Stated goal ->
Copy each line below in which the string "energy" occurs.

▼▼▼

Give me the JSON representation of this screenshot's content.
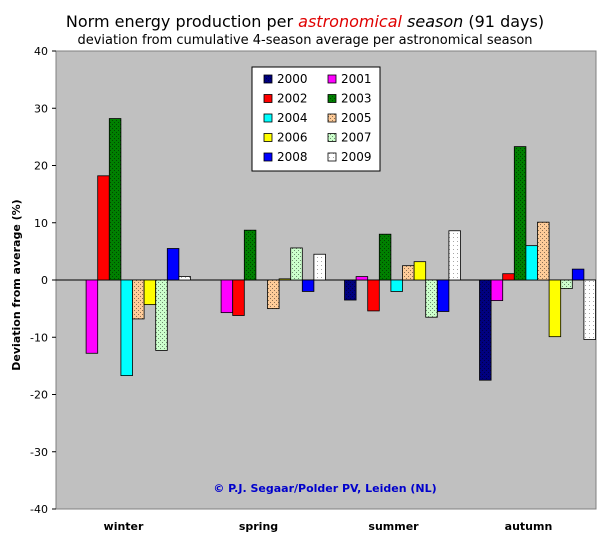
{
  "title": {
    "part1": "Norm energy production per ",
    "highlight": "astronomical",
    "part2": " season",
    "part3": " (91 days)"
  },
  "subtitle": "deviation from cumulative 4-season average per astronomical season",
  "credit": "© P.J. Segaar/Polder PV, Leiden (NL)",
  "credit_color": "#0000cc",
  "plot_background": "#c0c0c0",
  "chart_data": {
    "type": "bar",
    "title": "Norm energy production per astronomical season (91 days)",
    "subtitle": "deviation from cumulative 4-season average per astronomical season",
    "xlabel": "",
    "ylabel": "Deviation from average (%)",
    "ylim": [
      -40,
      40
    ],
    "yticks": [
      -40,
      -30,
      -20,
      -10,
      0,
      10,
      20,
      30,
      40
    ],
    "grid": false,
    "legend_position": "top-center",
    "categories": [
      "winter",
      "spring",
      "summer",
      "autumn"
    ],
    "series": [
      {
        "name": "2000",
        "color": "#000080",
        "pattern": "check",
        "values": [
          null,
          null,
          -3.5,
          -17.5
        ]
      },
      {
        "name": "2001",
        "color": "#ff00ff",
        "pattern": "solid",
        "values": [
          -12.8,
          -5.7,
          0.6,
          -3.6
        ]
      },
      {
        "name": "2002",
        "color": "#ff0000",
        "pattern": "solid",
        "values": [
          18.2,
          -6.2,
          -5.4,
          1.1
        ]
      },
      {
        "name": "2003",
        "color": "#008000",
        "pattern": "check",
        "values": [
          28.2,
          8.7,
          8.0,
          23.3
        ]
      },
      {
        "name": "2004",
        "color": "#00ffff",
        "pattern": "solid",
        "values": [
          -16.7,
          null,
          -2.0,
          6.0
        ]
      },
      {
        "name": "2005",
        "color": "#ffcc99",
        "pattern": "check",
        "values": [
          -6.8,
          -5.0,
          2.5,
          10.1
        ]
      },
      {
        "name": "2006",
        "color": "#ffff00",
        "pattern": "solid",
        "values": [
          -4.3,
          0.2,
          3.2,
          -9.9
        ]
      },
      {
        "name": "2007",
        "color": "#ccffcc",
        "pattern": "check",
        "values": [
          -12.3,
          5.6,
          -6.5,
          -1.5
        ]
      },
      {
        "name": "2008",
        "color": "#0000ff",
        "pattern": "solid",
        "values": [
          5.5,
          -2.0,
          -5.5,
          1.9
        ]
      },
      {
        "name": "2009",
        "color": "#ffffff",
        "pattern": "dots",
        "values": [
          0.6,
          4.5,
          8.6,
          -10.4
        ]
      }
    ]
  }
}
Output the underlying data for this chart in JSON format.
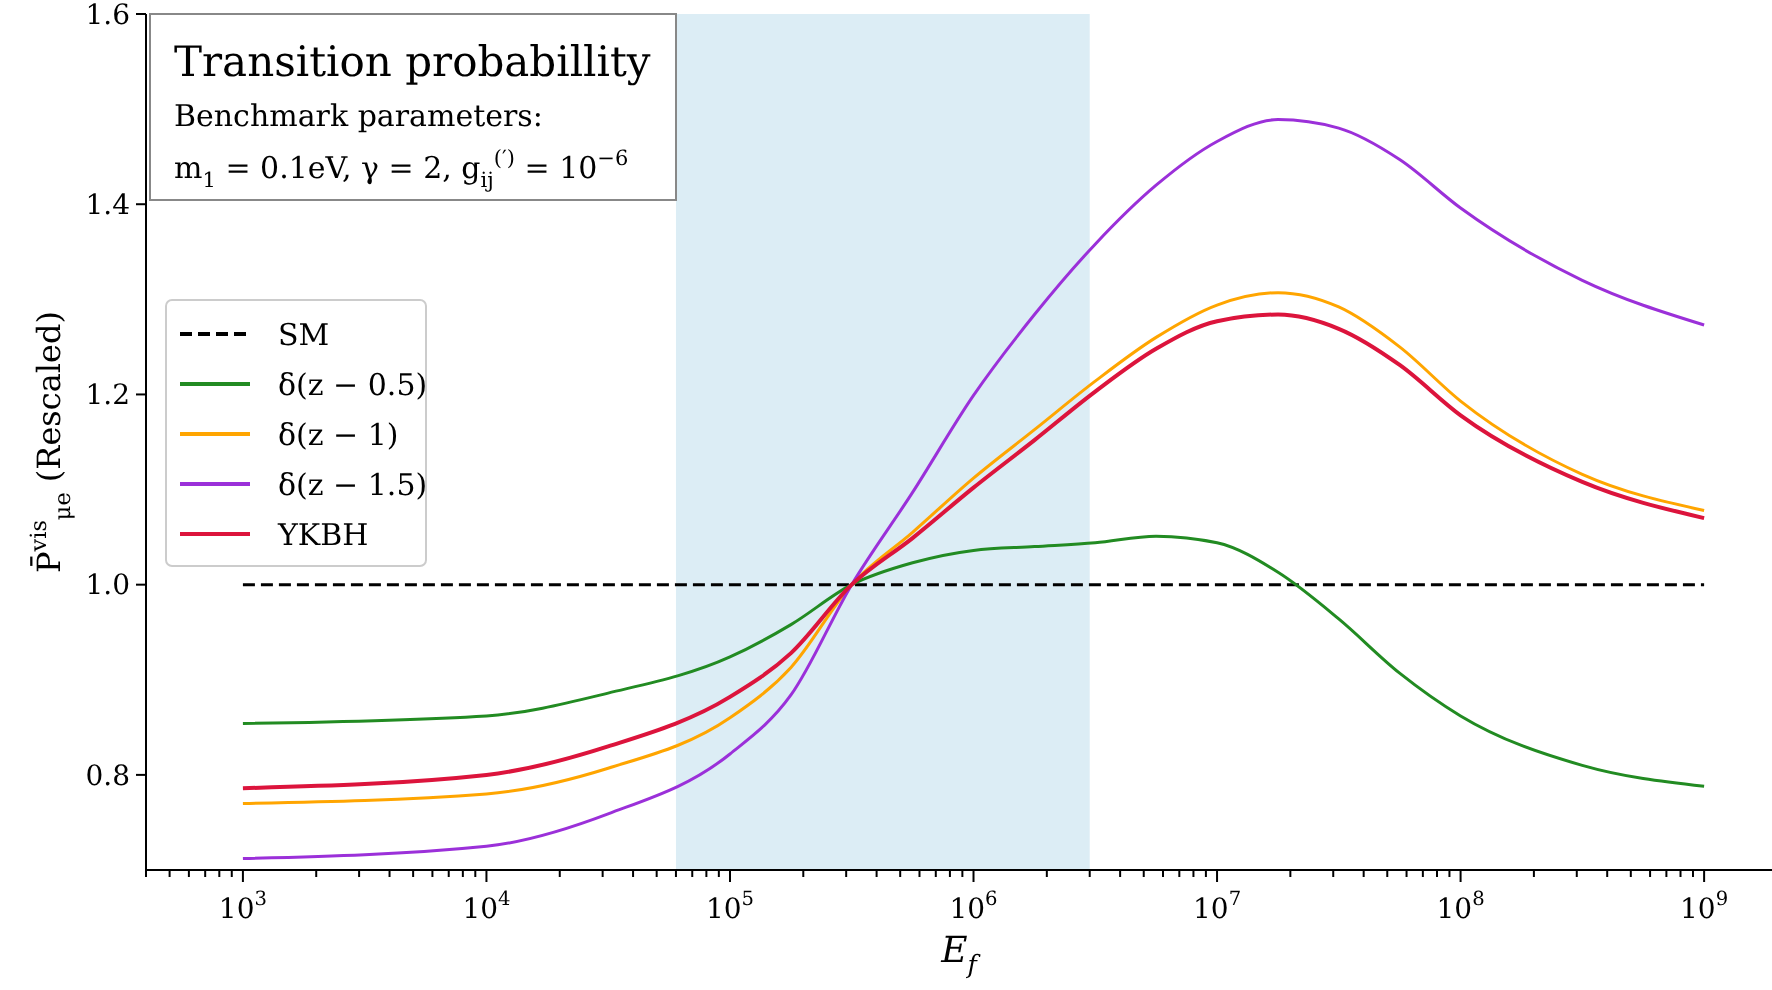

▲▲▲

Completed exercise ->
    "part1": "Norm energy production per ",
    "title": "Norm energy production per astronomical season (91 days)",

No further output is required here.